Source passage Block Start

Metalation of indole (1) using methyl magnesium iodide forms the organo-magnesium derivative (2) which reacts with 1-benzyloxycarbonyl-4-piperidyl-acetyl chloride (3) to give (4). Acid-catalyzed removal of the benzyloxycarbonyl (Cbz) protecting group gives the ketone (5). Reduction with lithium aluminium hydride yields indalpine.

==History==
A patent for indalpine was filed in 1976 and granted in 1977. It was marketed by Fournier Frères-Pharmuka in France in 1983. The drug was withdrawn from the market due to toxicity, including neutropenia or agranulocytosis and hepatic carcinogenicity, 2 years later in 1985. The drug was never introduced in the United States. Indalpine was derived from structural modification of antihistamines.

It was invented in 1977 by the pharmacologists Le Fur and Uzan at Pharmuka, a small French pharmaceutical firm, who credit Baron Shopsin and his colleagues at NYU-Bellevue or NYU School of Medicine in New York with providing the basis for their work. They were particularly influenced by the series of "synthesis inhibitor studies" carried out by Shopsin's team during the early to mid 1970s, and in particular, the clinical report by Shopsin et al. (1976) relating to PCPA's rapid reversal of antidepressant response to tranylcypromine in depressed patients. This led to an understanding of the role of the monoamine neurotransmitter serotonin (5-hydroxytryptamine, or 5HT) in the therapeutic effects of the available tricyclic and MAOI class antidepressants. The studies led to widespread recognition of a serotonin hypothesis of depression, contradicting theories that promoted the role of norepinephrine.

While citalopram and zimelidine were developed in the early 1970s, it was Pharmuka's indalpine that was first to reach the market. Baron Shopsin was recruited as consultant to Pharmuka throughout a research and development process that resulted in the marketing of indalpine in France and then worldwide, in 1982. With FDA approval of Pharmuka's Investigational New Drug (IND) submission to conduct clinical studies with indalpine and viqualine, Shopsin carried out and published the first clinical trials with these drugs in depressed outpatients in the United States. Astra's SSRI zimelidine was marketed within a year (1983), but the next crop of SSRIs did not become commercially available until the 1986 marketing of fluvoxamine in Belgium by Duphar, followed by approval in the United States later that year. Lilly's fluoxetine (Prozac) was approved in the United States in 1987.

Source passage Block End

> **Brief**
Copy out the portion of the indalpine passage that begins with "While citalopram and" and ends with "States in 1987.", swapping "zimelidine" for "zimeldine" throughout. The items have nothing to do with the indalpine passage.

Dataset Block Start

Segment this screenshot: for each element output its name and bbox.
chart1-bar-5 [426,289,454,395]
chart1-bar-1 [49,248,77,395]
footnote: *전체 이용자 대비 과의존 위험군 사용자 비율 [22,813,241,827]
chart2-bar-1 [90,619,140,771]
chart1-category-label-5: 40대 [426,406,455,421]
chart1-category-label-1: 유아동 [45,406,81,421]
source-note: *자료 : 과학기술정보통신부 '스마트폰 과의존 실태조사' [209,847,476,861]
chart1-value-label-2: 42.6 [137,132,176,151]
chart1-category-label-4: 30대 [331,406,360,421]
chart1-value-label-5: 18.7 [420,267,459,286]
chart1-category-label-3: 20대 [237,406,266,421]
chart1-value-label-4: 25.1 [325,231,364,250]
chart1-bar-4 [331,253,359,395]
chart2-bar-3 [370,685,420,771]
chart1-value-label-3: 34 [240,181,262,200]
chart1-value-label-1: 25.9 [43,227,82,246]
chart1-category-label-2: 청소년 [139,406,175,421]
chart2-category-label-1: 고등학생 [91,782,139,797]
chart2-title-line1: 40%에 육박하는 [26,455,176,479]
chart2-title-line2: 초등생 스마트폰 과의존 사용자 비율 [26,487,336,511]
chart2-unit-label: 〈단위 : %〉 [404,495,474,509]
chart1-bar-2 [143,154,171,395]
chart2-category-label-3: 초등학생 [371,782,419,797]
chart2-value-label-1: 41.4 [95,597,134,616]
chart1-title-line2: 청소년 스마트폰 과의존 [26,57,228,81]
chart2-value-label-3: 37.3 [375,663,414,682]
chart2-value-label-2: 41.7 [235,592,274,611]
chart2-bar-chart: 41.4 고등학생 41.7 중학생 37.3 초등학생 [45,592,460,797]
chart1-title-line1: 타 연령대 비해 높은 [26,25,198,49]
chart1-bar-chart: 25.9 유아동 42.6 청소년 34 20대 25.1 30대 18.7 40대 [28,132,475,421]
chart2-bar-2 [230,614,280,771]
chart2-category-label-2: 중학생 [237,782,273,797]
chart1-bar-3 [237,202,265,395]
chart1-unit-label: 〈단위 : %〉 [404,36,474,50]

Dataset Block End

> **Exercise result**
While citalopram and zimeldine were developed in the early 1970s, it was Pharmuka's indalpine that was first to reach the market. Baron Shopsin was recruited as consultant to Pharmuka throughout a research and development process that resulted in the marketing of indalpine in France and then worldwide, in 1982. With FDA approval of Pharmuka's Investigational New Drug (IND) submission to conduct clinical studies with indalpine and viqualine, Shopsin carried out and published the first clinical trials with these drugs in depressed outpatients in the United States. Astra's SSRI zimeldine was marketed within a year (1983), but the next crop of SSRIs did not become commercially available until the 1986 marketing of fluvoxamine in Belgium by Duphar, followed by approval in the United States later that year. Lilly's fluoxetine (Prozac) was approved in the United States in 1987.